--- Start of DATA EXTRACT ---
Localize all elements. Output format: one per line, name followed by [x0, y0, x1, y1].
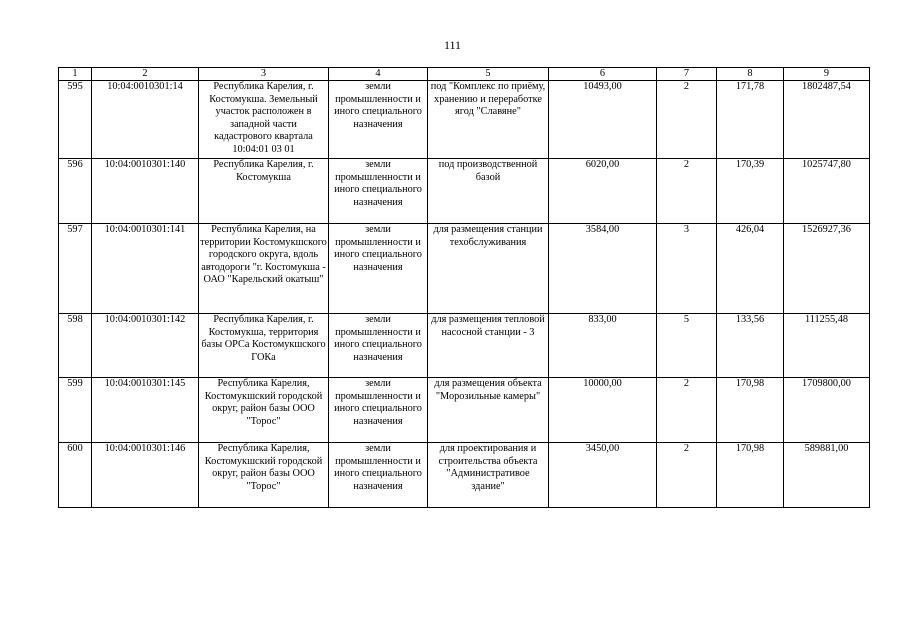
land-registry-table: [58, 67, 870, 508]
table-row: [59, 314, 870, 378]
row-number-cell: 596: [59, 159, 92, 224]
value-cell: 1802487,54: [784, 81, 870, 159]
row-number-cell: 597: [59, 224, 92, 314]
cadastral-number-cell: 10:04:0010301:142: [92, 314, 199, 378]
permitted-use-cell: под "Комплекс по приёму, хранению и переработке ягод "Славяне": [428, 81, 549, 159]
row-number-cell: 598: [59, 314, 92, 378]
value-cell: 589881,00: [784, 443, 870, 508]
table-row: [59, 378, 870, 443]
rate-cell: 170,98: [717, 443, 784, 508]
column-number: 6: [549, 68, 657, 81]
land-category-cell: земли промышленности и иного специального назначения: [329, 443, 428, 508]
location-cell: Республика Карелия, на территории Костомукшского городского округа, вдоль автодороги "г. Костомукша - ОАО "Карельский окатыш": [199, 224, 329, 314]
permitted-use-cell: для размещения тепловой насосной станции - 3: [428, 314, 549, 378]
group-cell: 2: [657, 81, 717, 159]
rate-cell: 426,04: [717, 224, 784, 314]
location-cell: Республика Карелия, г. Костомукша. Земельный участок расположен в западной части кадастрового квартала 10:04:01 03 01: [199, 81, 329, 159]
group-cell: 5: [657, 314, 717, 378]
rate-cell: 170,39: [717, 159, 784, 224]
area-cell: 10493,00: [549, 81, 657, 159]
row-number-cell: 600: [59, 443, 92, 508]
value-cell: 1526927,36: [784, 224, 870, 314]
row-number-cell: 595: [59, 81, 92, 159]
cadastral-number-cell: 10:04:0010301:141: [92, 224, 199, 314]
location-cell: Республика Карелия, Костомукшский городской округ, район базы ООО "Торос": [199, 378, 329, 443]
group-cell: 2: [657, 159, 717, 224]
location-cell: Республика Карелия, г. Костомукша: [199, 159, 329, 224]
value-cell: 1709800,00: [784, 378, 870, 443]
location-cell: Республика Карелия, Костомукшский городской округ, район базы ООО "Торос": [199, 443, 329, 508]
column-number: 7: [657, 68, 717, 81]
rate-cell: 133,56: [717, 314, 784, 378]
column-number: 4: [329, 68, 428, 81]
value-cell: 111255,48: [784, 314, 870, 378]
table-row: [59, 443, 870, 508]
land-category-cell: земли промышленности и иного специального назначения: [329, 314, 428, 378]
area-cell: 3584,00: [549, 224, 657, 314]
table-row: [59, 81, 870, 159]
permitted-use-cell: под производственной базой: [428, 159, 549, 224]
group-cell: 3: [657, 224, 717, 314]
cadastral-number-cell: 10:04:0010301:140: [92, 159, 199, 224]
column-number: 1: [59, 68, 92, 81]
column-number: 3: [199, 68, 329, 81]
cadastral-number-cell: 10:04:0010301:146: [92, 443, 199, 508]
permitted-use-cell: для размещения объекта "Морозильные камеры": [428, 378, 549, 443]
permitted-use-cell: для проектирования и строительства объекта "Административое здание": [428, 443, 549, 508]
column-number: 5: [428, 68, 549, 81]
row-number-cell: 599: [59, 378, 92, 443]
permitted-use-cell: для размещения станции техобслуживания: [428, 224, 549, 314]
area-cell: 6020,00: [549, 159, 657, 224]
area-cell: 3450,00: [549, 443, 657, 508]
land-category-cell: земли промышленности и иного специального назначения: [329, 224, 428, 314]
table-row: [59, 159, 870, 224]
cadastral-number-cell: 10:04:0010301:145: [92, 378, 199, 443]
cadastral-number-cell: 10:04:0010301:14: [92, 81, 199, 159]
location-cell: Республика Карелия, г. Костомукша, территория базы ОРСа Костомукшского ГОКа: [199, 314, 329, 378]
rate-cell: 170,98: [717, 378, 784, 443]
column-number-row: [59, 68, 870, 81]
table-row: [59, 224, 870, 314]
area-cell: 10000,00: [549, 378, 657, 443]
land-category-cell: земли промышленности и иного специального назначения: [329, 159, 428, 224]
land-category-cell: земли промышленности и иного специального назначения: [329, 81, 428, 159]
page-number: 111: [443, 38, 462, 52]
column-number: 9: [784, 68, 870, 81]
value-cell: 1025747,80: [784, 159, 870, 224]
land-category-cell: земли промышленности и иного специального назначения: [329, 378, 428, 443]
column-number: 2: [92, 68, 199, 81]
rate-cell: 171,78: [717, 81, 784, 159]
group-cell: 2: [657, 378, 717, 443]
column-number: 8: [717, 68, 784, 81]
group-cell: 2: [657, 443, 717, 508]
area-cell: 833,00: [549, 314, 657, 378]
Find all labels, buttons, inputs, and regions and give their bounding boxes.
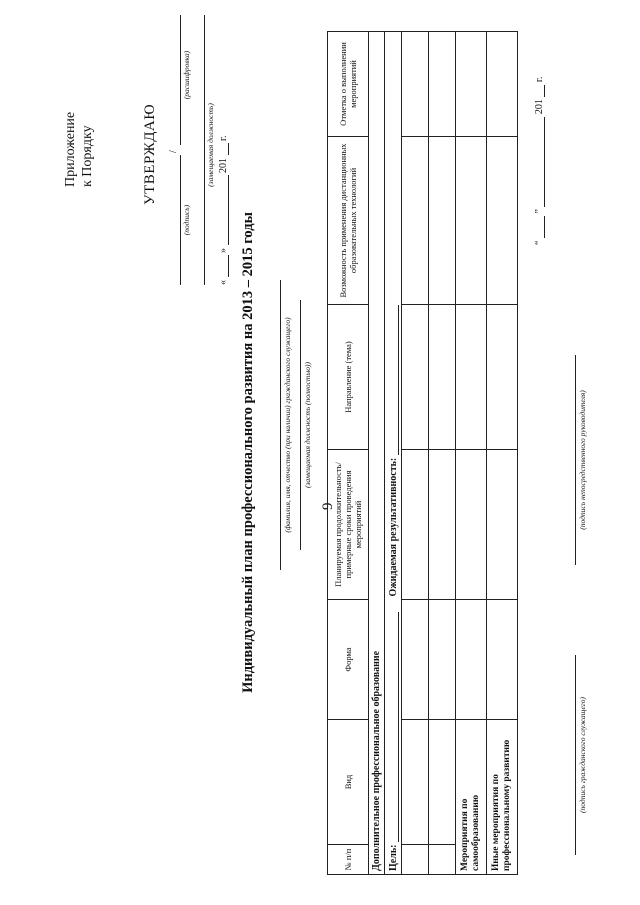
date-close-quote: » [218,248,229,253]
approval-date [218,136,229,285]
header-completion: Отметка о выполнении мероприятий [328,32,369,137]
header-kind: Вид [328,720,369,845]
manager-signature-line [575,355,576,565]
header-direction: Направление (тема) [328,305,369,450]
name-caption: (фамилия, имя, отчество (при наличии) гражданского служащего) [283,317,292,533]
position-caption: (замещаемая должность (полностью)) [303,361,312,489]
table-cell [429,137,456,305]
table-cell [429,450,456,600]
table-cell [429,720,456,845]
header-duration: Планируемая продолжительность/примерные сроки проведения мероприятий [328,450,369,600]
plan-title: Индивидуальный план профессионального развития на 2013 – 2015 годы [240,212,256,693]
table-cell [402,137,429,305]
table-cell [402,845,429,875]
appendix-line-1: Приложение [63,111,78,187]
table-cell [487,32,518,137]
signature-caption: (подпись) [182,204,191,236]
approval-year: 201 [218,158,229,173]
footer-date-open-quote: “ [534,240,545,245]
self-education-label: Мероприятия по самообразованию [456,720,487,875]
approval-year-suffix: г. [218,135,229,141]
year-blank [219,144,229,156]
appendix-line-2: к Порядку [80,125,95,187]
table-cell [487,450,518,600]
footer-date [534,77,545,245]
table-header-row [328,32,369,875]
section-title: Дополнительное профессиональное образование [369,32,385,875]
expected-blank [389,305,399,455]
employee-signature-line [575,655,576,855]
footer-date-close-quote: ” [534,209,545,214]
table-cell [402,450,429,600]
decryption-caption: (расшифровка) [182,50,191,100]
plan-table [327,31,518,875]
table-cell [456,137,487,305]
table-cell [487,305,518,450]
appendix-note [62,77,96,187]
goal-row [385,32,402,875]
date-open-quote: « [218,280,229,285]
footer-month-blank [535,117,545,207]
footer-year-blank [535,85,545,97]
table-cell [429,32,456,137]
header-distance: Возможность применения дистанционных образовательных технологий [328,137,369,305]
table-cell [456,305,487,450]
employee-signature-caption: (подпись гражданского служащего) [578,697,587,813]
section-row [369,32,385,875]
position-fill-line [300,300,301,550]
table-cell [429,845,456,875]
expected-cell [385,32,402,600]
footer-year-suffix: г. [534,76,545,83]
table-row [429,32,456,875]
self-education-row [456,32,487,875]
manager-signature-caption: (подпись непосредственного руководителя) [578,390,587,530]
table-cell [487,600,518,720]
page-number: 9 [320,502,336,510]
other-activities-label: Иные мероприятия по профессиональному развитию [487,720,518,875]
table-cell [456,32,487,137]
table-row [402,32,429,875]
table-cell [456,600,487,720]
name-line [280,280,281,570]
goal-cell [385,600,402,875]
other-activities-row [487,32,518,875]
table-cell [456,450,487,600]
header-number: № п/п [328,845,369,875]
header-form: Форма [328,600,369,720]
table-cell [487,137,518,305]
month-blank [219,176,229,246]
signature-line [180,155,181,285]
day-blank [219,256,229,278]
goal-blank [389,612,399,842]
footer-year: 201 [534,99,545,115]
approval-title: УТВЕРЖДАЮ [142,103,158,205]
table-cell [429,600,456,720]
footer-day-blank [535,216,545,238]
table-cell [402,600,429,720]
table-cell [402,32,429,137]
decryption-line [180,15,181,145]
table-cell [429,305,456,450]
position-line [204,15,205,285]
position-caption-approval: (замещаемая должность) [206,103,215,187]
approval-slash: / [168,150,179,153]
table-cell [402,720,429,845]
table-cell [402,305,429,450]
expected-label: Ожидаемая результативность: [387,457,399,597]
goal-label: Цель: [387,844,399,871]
--- End of DATA EXTRACT ---
--- Start of DATA EXTRACT ---
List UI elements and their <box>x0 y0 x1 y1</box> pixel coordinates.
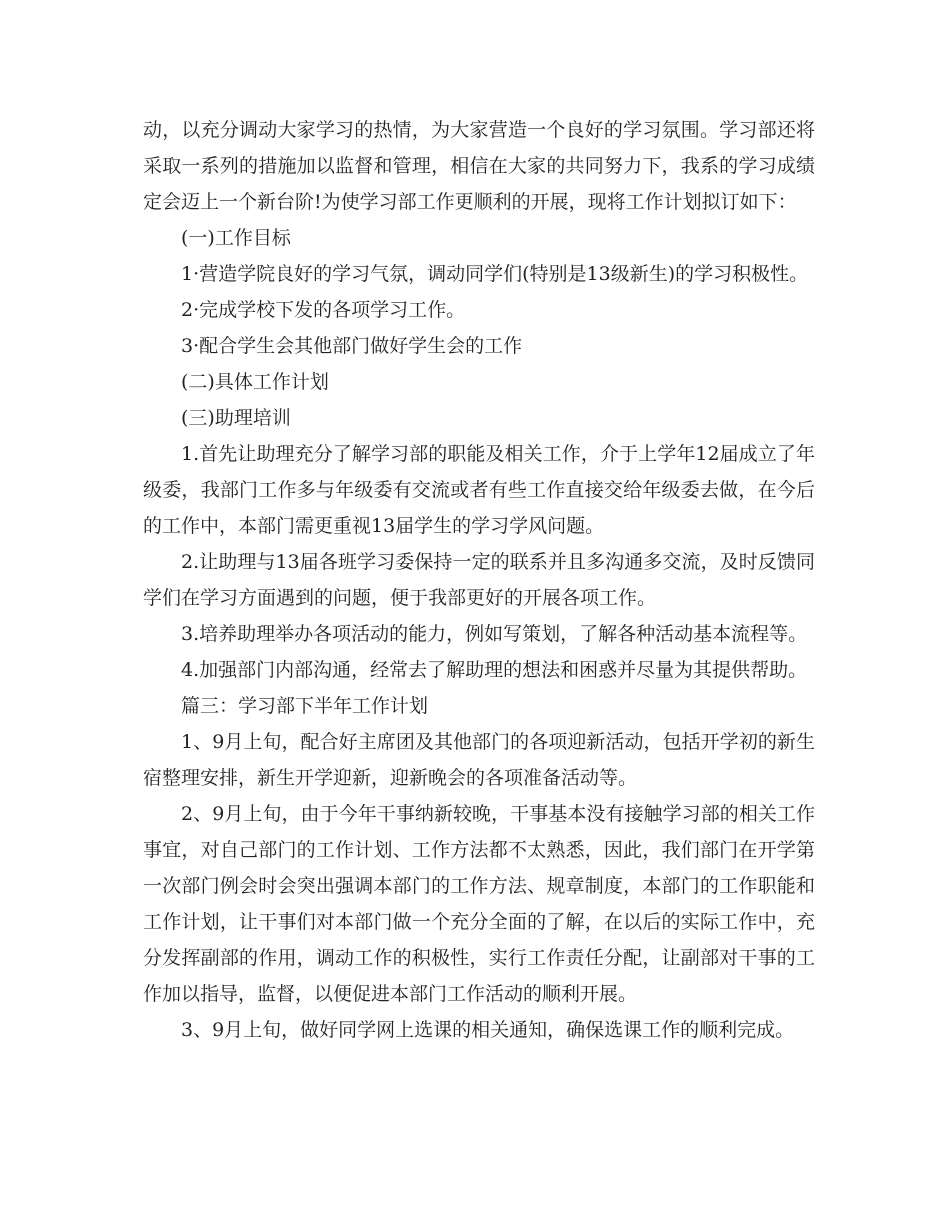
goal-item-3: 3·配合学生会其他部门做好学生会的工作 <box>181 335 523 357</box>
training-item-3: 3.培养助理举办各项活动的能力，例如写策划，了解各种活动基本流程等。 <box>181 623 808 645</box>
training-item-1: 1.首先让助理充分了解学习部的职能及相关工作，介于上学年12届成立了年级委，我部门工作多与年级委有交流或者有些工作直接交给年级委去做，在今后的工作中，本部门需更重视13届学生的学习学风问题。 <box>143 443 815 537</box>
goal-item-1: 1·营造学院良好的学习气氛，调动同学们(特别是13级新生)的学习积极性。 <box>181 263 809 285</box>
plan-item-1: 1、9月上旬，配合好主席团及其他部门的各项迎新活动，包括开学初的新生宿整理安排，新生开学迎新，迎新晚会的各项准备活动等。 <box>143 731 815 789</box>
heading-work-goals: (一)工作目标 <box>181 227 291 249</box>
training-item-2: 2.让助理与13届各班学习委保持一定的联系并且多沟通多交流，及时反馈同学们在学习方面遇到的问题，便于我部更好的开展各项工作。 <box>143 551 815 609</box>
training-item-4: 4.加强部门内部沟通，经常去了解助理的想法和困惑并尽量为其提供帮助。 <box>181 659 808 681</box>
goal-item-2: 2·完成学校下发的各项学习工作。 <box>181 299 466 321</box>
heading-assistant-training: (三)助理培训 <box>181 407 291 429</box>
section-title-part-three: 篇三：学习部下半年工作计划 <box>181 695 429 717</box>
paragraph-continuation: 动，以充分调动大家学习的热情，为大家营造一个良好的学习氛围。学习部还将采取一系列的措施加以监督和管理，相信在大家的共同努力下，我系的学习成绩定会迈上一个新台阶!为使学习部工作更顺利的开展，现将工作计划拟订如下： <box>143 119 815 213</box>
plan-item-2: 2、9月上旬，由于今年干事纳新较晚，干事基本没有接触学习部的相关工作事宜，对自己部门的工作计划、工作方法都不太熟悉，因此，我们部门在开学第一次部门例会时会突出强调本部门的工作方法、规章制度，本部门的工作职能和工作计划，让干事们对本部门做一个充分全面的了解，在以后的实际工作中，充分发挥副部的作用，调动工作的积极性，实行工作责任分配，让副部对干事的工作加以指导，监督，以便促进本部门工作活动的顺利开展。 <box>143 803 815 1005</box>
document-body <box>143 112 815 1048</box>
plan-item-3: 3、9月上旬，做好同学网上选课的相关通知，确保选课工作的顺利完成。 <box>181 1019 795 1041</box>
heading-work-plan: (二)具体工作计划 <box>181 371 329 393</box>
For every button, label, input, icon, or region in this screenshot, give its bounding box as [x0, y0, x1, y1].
--- End of DATA EXTRACT ---
Rewrite the data from the line containing "goal-item-3: 3·配合学生会其他部门做好学生会的工作 <box>181" through the line containing "document-body <box>143 112 815 1048</box>", both included, substituting "助手" for every occurrence of "助理" and leaving everything else unchanged.

▸ FULL RESPONSE
goal-item-3: 3·配合学生会其他部门做好学生会的工作 <box>181 335 523 357</box>
training-item-3: 3.培养助手举办各项活动的能力，例如写策划，了解各种活动基本流程等。 <box>181 623 808 645</box>
training-item-1: 1.首先让助手充分了解学习部的职能及相关工作，介于上学年12届成立了年级委，我部门工作多与年级委有交流或者有些工作直接交给年级委去做，在今后的工作中，本部门需更重视13届学生的学习学风问题。 <box>143 443 815 537</box>
goal-item-1: 1·营造学院良好的学习气氛，调动同学们(特别是13级新生)的学习积极性。 <box>181 263 809 285</box>
plan-item-1: 1、9月上旬，配合好主席团及其他部门的各项迎新活动，包括开学初的新生宿整理安排，新生开学迎新，迎新晚会的各项准备活动等。 <box>143 731 815 789</box>
heading-work-goals: (一)工作目标 <box>181 227 291 249</box>
training-item-2: 2.让助手与13届各班学习委保持一定的联系并且多沟通多交流，及时反馈同学们在学习方面遇到的问题，便于我部更好的开展各项工作。 <box>143 551 815 609</box>
training-item-4: 4.加强部门内部沟通，经常去了解助手的想法和困惑并尽量为其提供帮助。 <box>181 659 808 681</box>
goal-item-2: 2·完成学校下发的各项学习工作。 <box>181 299 466 321</box>
heading-assistant-training: (三)助手培训 <box>181 407 291 429</box>
section-title-part-three: 篇三：学习部下半年工作计划 <box>181 695 429 717</box>
paragraph-continuation: 动，以充分调动大家学习的热情，为大家营造一个良好的学习氛围。学习部还将采取一系列的措施加以监督和管理，相信在大家的共同努力下，我系的学习成绩定会迈上一个新台阶!为使学习部工作更顺利的开展，现将工作计划拟订如下： <box>143 119 815 213</box>
plan-item-2: 2、9月上旬，由于今年干事纳新较晚，干事基本没有接触学习部的相关工作事宜，对自己部门的工作计划、工作方法都不太熟悉，因此，我们部门在开学第一次部门例会时会突出强调本部门的工作方法、规章制度，本部门的工作职能和工作计划，让干事们对本部门做一个充分全面的了解，在以后的实际工作中，充分发挥副部的作用，调动工作的积极性，实行工作责任分配，让副部对干事的工作加以指导，监督，以便促进本部门工作活动的顺利开展。 <box>143 803 815 1005</box>
document-body <box>143 112 815 1048</box>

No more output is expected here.